» **Record set**

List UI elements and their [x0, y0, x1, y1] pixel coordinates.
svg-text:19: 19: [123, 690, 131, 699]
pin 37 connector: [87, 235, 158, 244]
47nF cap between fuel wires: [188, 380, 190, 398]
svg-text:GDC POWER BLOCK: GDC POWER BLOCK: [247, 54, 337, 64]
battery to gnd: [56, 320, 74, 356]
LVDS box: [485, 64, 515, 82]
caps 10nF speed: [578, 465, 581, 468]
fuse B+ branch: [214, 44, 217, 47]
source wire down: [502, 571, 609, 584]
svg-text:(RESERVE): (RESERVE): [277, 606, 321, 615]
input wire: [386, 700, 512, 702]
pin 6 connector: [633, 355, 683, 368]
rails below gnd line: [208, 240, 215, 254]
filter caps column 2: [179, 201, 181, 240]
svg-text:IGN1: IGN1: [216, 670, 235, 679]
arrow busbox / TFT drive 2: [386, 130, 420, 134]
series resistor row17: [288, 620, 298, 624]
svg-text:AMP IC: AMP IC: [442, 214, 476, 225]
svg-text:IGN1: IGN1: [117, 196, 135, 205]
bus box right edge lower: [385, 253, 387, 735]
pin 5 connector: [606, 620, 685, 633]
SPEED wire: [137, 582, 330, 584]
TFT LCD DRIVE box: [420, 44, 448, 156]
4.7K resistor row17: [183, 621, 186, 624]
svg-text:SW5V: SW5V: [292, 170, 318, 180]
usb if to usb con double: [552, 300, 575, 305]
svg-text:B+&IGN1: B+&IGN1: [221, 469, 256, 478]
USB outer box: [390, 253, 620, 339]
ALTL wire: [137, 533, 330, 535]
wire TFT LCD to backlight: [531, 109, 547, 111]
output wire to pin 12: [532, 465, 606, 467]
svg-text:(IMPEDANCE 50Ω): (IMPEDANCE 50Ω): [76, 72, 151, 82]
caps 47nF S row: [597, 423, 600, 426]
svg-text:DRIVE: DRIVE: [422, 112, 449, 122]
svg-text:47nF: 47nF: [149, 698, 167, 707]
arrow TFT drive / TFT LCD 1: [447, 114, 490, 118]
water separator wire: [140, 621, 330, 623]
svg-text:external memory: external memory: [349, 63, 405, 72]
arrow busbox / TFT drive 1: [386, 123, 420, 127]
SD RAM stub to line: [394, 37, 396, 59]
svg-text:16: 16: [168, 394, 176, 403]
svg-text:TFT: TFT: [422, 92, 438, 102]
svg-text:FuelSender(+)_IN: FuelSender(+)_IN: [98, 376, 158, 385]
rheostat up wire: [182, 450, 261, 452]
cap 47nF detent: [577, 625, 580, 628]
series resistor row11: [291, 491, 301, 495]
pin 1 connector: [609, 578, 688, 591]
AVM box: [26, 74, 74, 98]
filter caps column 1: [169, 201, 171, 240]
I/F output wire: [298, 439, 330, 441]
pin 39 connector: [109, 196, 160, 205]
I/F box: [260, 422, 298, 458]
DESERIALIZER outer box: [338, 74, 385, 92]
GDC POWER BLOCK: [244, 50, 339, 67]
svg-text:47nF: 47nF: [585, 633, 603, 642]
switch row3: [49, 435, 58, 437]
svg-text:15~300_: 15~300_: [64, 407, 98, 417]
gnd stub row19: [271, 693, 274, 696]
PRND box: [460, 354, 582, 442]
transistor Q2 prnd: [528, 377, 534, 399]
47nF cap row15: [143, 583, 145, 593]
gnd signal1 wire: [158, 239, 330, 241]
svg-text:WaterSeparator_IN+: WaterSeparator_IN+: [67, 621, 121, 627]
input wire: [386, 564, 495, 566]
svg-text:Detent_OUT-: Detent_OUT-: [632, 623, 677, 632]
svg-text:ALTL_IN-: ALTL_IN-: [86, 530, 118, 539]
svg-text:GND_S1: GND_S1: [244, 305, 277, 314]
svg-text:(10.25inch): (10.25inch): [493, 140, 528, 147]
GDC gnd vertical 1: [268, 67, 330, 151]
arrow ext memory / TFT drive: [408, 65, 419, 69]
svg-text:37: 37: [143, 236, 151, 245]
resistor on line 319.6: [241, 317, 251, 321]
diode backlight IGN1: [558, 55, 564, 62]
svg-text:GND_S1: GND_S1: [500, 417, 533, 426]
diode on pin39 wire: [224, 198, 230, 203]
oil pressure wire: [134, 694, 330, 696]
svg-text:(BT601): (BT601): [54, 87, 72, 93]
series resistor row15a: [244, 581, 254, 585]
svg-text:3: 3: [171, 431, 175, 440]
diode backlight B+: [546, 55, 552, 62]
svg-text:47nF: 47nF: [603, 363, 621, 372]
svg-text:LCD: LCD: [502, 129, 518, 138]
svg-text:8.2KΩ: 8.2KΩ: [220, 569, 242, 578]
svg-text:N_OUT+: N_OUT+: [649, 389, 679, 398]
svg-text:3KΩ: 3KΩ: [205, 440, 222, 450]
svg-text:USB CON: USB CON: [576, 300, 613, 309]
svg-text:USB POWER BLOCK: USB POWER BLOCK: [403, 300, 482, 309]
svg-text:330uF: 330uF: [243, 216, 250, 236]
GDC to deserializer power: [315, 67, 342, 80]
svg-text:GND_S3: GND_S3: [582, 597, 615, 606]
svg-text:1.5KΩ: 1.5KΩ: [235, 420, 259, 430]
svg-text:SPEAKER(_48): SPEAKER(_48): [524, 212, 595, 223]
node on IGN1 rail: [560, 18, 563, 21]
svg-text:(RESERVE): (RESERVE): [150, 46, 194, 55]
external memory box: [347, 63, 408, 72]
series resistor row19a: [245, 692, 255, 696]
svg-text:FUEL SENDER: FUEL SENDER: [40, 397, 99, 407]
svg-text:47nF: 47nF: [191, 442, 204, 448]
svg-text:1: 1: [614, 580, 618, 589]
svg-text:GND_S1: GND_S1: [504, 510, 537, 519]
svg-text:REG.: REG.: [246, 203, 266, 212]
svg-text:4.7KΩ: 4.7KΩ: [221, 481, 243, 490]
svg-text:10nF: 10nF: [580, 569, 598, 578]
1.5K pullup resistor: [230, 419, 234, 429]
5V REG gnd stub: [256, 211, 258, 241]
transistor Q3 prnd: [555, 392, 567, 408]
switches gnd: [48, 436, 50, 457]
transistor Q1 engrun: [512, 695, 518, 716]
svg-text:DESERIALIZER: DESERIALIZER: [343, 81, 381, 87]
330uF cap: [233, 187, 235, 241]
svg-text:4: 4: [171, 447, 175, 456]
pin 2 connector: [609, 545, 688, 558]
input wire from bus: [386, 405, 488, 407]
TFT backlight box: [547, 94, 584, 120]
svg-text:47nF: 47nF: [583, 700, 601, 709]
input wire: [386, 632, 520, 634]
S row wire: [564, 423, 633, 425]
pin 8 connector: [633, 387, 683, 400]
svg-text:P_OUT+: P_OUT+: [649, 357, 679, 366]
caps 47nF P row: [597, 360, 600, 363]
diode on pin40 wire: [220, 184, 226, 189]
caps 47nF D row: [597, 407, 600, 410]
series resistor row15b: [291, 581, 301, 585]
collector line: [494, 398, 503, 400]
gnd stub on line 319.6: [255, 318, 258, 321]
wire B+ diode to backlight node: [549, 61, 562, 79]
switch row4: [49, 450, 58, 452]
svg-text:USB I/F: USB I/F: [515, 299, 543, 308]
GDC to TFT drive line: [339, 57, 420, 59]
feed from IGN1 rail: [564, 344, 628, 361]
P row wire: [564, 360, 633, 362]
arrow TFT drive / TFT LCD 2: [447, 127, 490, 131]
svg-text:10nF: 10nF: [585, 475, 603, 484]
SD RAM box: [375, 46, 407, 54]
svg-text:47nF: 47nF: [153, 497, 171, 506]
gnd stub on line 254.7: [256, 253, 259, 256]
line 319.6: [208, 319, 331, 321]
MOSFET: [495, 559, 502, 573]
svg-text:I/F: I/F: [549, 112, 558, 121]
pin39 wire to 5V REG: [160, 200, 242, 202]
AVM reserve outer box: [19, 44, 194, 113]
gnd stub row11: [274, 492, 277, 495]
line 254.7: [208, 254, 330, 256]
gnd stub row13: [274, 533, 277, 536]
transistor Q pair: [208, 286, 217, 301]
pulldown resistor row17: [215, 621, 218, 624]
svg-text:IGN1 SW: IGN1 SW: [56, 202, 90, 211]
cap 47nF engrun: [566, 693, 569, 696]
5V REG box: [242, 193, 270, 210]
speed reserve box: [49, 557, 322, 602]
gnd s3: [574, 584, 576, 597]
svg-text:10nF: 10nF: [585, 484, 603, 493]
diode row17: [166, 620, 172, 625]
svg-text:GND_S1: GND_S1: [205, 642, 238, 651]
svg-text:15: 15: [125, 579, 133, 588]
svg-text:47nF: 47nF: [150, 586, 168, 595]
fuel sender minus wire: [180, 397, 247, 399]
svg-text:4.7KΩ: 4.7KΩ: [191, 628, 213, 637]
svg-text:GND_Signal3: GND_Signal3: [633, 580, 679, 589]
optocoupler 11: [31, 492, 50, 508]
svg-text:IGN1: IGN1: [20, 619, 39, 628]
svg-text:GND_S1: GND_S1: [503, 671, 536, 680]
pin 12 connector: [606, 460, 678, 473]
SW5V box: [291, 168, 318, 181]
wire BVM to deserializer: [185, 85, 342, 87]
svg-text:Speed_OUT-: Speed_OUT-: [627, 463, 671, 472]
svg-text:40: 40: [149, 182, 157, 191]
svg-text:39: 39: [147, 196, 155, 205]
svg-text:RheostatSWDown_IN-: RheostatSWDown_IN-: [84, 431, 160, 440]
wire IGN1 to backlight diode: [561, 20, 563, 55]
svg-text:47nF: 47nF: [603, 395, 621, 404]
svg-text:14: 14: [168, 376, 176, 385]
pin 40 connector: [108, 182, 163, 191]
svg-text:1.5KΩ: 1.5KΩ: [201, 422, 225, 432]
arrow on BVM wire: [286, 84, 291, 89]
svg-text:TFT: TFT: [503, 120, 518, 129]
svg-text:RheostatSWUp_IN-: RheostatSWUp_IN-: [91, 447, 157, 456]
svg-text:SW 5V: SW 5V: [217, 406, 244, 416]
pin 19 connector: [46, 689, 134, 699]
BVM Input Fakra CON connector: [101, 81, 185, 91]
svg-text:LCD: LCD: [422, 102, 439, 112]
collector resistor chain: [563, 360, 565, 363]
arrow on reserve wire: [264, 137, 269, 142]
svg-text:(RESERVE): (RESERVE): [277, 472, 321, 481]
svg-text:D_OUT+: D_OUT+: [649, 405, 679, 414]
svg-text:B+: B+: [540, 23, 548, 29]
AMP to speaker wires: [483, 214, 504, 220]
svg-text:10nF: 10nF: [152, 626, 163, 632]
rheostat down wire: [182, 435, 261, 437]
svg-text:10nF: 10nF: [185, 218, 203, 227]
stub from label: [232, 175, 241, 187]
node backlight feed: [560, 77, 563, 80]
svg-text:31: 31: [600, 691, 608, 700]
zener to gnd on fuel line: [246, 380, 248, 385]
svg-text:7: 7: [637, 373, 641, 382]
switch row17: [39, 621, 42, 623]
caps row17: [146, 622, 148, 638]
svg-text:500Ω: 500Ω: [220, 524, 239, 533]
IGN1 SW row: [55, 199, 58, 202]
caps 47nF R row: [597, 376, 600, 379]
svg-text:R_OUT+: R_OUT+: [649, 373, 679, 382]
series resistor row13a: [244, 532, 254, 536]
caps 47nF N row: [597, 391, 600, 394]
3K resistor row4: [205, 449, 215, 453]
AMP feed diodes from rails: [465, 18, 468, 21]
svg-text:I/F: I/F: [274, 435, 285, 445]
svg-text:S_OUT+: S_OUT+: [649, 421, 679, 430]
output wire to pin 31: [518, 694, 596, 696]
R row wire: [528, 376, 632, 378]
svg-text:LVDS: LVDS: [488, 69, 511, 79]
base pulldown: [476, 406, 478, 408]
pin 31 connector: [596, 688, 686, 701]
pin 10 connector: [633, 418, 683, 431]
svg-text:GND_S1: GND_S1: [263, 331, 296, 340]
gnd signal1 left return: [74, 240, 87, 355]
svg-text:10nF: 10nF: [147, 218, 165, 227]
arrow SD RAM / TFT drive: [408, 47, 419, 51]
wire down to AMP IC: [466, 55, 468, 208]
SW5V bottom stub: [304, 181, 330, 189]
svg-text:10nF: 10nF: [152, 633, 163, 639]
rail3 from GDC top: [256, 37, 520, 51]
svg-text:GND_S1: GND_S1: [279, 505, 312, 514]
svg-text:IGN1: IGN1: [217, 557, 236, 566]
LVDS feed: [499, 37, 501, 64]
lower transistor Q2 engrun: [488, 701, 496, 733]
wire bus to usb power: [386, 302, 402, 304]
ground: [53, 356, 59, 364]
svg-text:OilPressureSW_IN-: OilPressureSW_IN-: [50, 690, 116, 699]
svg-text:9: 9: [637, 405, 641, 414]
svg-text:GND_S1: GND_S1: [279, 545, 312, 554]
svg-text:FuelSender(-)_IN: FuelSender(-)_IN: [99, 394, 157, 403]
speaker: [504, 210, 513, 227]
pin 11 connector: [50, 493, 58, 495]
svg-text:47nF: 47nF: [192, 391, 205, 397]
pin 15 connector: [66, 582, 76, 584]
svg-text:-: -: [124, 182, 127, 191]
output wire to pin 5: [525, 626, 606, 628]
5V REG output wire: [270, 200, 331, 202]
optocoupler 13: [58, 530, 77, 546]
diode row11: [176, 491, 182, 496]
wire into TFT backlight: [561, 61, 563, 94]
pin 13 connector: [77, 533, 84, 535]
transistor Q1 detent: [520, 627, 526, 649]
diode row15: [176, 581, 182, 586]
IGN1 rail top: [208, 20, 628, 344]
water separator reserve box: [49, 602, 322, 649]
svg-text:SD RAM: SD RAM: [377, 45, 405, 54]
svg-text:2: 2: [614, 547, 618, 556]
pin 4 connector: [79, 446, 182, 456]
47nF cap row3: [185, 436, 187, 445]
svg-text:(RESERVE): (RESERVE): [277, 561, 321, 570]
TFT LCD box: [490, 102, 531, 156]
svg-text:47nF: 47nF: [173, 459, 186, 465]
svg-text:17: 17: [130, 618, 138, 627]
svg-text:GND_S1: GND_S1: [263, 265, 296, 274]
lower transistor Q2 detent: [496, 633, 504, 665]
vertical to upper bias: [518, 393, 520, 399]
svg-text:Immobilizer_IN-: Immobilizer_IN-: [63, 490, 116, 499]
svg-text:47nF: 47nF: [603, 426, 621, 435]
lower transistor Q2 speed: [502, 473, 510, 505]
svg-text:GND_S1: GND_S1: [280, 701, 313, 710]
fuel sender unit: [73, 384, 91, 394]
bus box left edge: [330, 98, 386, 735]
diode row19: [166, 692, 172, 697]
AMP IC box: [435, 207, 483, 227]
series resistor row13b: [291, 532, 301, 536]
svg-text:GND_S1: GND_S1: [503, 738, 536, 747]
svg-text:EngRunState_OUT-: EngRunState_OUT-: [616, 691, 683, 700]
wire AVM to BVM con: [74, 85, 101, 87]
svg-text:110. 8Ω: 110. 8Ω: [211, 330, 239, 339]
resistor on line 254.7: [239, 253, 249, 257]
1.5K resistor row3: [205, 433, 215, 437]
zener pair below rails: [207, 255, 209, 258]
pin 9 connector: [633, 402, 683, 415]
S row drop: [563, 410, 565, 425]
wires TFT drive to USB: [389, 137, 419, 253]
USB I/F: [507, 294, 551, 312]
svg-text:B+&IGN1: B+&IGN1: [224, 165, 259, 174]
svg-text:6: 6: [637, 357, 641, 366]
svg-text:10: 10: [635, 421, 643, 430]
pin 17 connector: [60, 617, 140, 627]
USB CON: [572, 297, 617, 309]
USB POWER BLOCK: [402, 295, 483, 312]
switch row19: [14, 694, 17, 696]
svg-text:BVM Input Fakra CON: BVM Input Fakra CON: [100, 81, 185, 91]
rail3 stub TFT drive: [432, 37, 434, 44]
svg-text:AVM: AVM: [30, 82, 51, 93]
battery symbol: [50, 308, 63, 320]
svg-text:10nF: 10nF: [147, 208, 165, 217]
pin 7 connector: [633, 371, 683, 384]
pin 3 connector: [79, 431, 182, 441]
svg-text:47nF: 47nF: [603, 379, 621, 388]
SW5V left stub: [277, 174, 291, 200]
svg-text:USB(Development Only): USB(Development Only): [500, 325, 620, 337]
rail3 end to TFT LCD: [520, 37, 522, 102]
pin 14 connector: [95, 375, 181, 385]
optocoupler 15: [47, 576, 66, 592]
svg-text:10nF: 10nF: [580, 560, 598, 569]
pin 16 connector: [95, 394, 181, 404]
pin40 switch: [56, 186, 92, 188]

» **Given exercise**
Copy the stretch from the start of the records through the line containing "arrow busbox / TFT drive 2: [386, 130, 420, 134]" word for word, that line included.

» **Answer in full**
List UI elements and their [x0, y0, x1, y1] pixel coordinates.
svg-text:19: 19: [123, 690, 131, 699]
pin 37 connector: [87, 235, 158, 244]
47nF cap between fuel wires: [188, 380, 190, 398]
svg-text:GDC POWER BLOCK: GDC POWER BLOCK: [247, 54, 337, 64]
battery to gnd: [56, 320, 74, 356]
LVDS box: [485, 64, 515, 82]
caps 10nF speed: [578, 465, 581, 468]
fuse B+ branch: [214, 44, 217, 47]
source wire down: [502, 571, 609, 584]
svg-text:(RESERVE): (RESERVE): [277, 606, 321, 615]
input wire: [386, 700, 512, 702]
pin 6 connector: [633, 355, 683, 368]
rails below gnd line: [208, 240, 215, 254]
filter caps column 2: [179, 201, 181, 240]
svg-text:IGN1: IGN1: [216, 670, 235, 679]
arrow busbox / TFT drive 2: [386, 130, 420, 134]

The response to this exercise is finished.